_Raw data_:
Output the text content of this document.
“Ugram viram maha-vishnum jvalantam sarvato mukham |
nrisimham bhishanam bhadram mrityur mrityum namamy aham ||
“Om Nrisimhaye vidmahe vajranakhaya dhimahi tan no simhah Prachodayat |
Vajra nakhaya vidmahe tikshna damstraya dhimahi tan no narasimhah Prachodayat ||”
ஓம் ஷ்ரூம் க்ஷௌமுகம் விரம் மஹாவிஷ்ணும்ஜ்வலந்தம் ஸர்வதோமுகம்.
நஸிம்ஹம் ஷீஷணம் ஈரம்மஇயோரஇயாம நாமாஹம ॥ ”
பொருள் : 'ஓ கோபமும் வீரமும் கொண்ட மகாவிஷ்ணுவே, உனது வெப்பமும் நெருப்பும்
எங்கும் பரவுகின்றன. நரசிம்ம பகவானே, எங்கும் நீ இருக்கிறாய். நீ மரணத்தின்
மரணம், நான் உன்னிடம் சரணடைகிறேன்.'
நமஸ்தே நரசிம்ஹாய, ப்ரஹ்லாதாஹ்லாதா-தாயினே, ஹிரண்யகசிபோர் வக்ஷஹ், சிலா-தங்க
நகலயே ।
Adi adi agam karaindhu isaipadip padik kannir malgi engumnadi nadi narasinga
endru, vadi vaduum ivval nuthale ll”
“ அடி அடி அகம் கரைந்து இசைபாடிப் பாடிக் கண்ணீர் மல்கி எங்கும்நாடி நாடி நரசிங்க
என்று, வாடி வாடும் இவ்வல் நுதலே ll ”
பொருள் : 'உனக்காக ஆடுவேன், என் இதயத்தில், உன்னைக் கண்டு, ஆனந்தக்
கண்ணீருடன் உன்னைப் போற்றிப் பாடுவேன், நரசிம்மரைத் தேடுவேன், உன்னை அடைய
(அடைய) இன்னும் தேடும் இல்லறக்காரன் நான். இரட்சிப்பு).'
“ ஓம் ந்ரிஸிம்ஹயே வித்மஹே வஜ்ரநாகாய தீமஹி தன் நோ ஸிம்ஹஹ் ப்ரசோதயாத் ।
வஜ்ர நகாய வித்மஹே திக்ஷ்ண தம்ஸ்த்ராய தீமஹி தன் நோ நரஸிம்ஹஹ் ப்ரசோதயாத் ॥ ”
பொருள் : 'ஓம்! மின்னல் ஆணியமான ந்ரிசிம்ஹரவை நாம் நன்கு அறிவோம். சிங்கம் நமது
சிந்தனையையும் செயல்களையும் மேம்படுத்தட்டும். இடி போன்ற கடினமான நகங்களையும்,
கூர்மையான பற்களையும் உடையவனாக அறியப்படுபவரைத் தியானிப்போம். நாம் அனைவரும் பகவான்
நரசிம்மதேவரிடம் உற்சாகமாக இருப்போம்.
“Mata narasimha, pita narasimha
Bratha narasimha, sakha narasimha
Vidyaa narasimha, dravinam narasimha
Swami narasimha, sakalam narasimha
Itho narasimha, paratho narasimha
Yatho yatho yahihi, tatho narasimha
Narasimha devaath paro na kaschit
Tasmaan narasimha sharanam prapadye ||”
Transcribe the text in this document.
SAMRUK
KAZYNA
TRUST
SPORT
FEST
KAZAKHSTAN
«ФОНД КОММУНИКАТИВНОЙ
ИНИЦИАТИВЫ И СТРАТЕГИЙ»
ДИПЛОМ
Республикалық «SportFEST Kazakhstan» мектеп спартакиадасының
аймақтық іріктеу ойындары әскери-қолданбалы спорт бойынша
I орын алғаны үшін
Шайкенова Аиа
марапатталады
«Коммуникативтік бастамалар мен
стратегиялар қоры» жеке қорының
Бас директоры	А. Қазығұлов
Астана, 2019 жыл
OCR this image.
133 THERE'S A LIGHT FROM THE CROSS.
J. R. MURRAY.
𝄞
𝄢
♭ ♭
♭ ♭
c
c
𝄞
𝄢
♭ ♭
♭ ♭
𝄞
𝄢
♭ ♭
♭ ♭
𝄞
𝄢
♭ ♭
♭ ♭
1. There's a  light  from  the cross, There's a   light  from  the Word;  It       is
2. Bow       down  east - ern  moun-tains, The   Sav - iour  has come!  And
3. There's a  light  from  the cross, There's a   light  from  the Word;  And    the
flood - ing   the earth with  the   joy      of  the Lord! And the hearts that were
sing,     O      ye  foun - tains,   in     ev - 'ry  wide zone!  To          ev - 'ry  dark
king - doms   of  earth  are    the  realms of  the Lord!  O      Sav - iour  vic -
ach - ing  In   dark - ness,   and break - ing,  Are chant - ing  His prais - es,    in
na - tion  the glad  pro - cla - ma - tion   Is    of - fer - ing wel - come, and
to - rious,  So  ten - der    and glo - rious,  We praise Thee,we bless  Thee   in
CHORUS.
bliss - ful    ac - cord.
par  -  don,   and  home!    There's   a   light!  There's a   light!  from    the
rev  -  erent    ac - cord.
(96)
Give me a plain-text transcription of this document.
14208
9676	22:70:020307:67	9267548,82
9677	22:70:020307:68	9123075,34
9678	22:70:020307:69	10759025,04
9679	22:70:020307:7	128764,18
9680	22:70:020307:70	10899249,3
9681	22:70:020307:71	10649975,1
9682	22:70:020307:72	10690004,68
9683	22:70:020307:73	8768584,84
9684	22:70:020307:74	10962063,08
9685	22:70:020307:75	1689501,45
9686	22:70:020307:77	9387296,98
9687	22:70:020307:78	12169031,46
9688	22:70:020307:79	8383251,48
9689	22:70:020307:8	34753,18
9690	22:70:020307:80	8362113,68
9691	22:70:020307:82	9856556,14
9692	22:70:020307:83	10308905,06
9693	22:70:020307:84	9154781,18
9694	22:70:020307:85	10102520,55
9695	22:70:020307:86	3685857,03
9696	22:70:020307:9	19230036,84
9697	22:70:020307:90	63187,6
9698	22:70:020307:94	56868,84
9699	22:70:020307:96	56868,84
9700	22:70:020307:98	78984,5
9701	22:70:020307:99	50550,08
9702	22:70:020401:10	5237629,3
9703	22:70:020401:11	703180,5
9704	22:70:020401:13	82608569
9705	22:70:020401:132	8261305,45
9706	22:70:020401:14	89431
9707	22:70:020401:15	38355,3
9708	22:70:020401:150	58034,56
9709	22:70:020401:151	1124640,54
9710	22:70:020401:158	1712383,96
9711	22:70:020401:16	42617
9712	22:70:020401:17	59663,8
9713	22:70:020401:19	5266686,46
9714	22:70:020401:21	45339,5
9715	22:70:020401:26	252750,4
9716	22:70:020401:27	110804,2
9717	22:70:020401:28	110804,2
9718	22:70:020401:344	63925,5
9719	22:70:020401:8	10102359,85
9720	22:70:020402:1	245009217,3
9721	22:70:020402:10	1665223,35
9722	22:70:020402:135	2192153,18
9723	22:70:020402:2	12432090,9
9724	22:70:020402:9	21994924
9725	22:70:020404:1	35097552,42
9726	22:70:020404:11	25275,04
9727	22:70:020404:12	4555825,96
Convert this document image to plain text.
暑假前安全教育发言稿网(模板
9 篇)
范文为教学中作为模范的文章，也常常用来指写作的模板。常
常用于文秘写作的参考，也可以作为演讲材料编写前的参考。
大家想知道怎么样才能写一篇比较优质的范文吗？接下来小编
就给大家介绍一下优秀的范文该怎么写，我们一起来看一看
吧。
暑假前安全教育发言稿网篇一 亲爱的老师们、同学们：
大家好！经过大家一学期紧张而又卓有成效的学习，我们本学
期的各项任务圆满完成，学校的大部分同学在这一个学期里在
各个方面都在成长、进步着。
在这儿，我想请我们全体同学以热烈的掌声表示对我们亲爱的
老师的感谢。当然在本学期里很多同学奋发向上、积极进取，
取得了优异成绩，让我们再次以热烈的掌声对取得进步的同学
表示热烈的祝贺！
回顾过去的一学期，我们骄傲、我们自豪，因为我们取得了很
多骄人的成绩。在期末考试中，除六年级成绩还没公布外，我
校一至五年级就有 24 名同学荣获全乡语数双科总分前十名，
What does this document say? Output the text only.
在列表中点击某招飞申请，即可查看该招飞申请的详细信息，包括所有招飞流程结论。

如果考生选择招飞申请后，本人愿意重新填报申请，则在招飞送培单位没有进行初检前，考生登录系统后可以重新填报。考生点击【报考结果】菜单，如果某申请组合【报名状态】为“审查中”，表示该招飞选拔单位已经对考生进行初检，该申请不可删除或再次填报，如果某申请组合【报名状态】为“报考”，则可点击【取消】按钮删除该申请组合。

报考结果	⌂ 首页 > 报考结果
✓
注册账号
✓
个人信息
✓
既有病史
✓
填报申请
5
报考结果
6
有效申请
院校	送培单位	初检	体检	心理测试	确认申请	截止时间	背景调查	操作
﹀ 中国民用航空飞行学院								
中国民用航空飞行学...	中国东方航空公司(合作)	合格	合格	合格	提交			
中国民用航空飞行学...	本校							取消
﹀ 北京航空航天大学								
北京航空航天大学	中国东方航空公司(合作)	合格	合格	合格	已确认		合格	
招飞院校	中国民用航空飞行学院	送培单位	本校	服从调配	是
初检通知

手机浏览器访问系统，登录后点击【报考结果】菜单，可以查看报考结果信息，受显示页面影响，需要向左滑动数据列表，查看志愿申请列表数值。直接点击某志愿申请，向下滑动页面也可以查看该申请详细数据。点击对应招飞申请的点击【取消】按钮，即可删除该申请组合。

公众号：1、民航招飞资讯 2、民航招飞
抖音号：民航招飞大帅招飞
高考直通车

_Task details_:
Each line above that includes "plain" should be shown.

_Task output_:
Give me a plain-text transcription of this document.
Convert this document image to plain text.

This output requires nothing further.